• **RECORDS FOR THIS TASK**
__________________________________________________

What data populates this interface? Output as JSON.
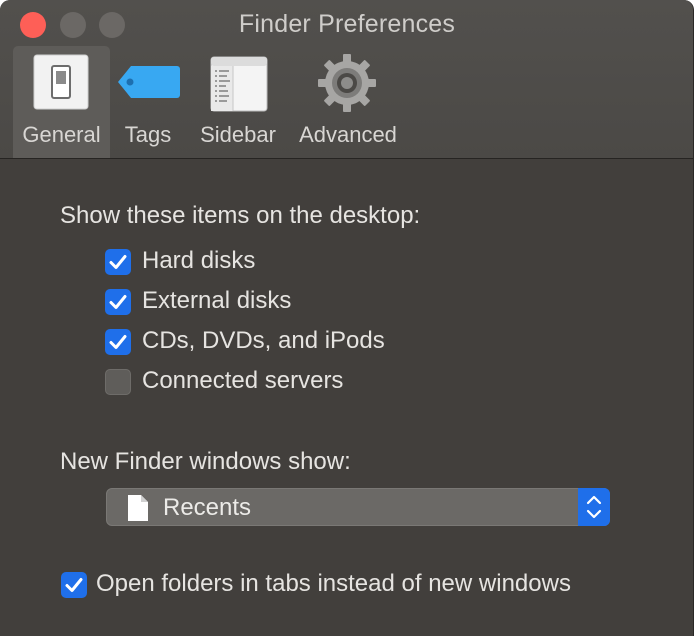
{
  "window": {
    "title": "Finder Preferences"
  },
  "toolbar": {
    "tabs": [
      {
        "label": "General",
        "icon": "general-switch-icon",
        "selected": true
      },
      {
        "label": "Tags",
        "icon": "tag-icon",
        "selected": false
      },
      {
        "label": "Sidebar",
        "icon": "sidebar-icon",
        "selected": false
      },
      {
        "label": "Advanced",
        "icon": "gear-icon",
        "selected": false
      }
    ]
  },
  "desktop_items": {
    "heading": "Show these items on the desktop:",
    "items": [
      {
        "label": "Hard disks",
        "checked": true
      },
      {
        "label": "External disks",
        "checked": true
      },
      {
        "label": "CDs, DVDs, and iPods",
        "checked": true
      },
      {
        "label": "Connected servers",
        "checked": false
      }
    ]
  },
  "new_window": {
    "heading": "New Finder windows show:",
    "selected": "Recents",
    "icon": "document-icon"
  },
  "tabs_option": {
    "label": "Open folders in tabs instead of new windows",
    "checked": true
  },
  "colors": {
    "accent": "#1f6fea",
    "close": "#fe5f57",
    "window_bg": "#423f3c",
    "toolbar_bg": "#4b4946"
  }
}
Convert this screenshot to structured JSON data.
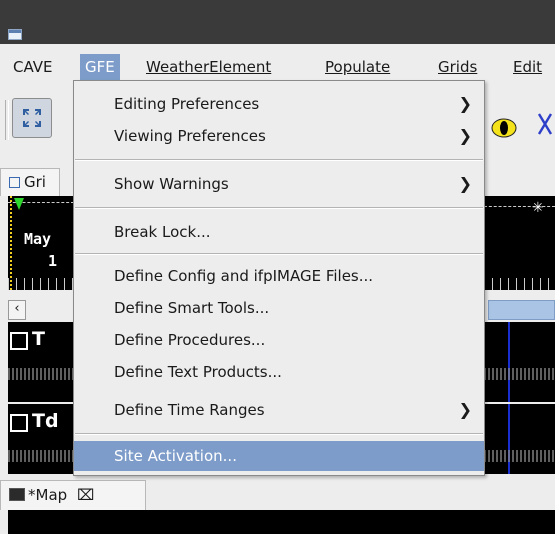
{
  "menubar": {
    "items": [
      "CAVE",
      "GFE",
      "WeatherElement",
      "Populate",
      "Grids",
      "Edit"
    ]
  },
  "editor": {
    "grid_tab_label": "Gri",
    "timeline_month": "May",
    "timeline_day": "1",
    "grid1_label": "T",
    "grid2_label": "Td"
  },
  "map_tab": {
    "label": "*Map",
    "close": "⌧"
  },
  "gfe_menu": {
    "editing_preferences": "Editing Preferences",
    "viewing_preferences": "Viewing Preferences",
    "show_warnings": "Show Warnings",
    "break_lock": "Break Lock...",
    "define_config": "Define Config and ifpIMAGE Files...",
    "define_smart_tools": "Define Smart Tools...",
    "define_procedures": "Define Procedures...",
    "define_text_products": "Define Text Products...",
    "define_time_ranges": "Define Time Ranges",
    "site_activation": "Site Activation..."
  },
  "colors": {
    "highlight": "#7d9cc9",
    "titlebar": "#3a3a3a"
  }
}
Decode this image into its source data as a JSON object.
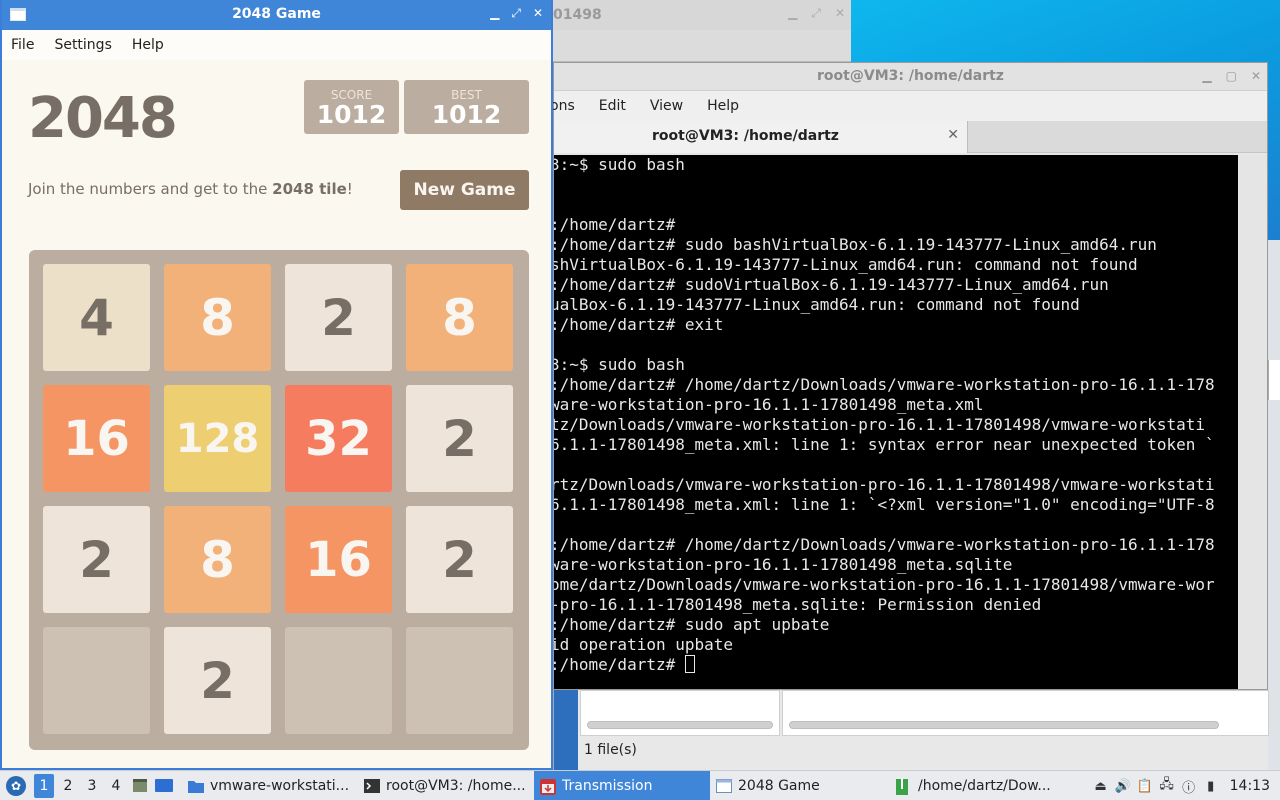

__________________________________________________

• **GIVEN EXERCISE**
Pictures aside, set down the lines from the one containing "Convert this screenshot" through the end of the records above, exactly and only those.

• **FULL RESPONSE**
Convert this screenshot to structured JSON data.
{
  "menubar": {
    "items": [
      "CAVE",
      "GFE",
      "WeatherElement",
      "Populate",
      "Grids",
      "Edit"
    ]
  },
  "editor": {
    "grid_tab_label": "Gri",
    "timeline_month": "May",
    "timeline_day": "1",
    "grid1_label": "T",
    "grid2_label": "Td"
  },
  "map_tab": {
    "label": "*Map",
    "close": "⌧"
  },
  "gfe_menu": {
    "editing_preferences": "Editing Preferences",
    "viewing_preferences": "Viewing Preferences",
    "show_warnings": "Show Warnings",
    "break_lock": "Break Lock...",
    "define_config": "Define Config and ifpIMAGE Files...",
    "define_smart_tools": "Define Smart Tools...",
    "define_procedures": "Define Procedures...",
    "define_text_products": "Define Text Products...",
    "define_time_ranges": "Define Time Ranges",
    "site_activation": "Site Activation..."
  },
  "colors": {
    "highlight": "#7d9cc9",
    "titlebar": "#3a3a3a"
  }
}
Decode this image into its source data as a JSON object.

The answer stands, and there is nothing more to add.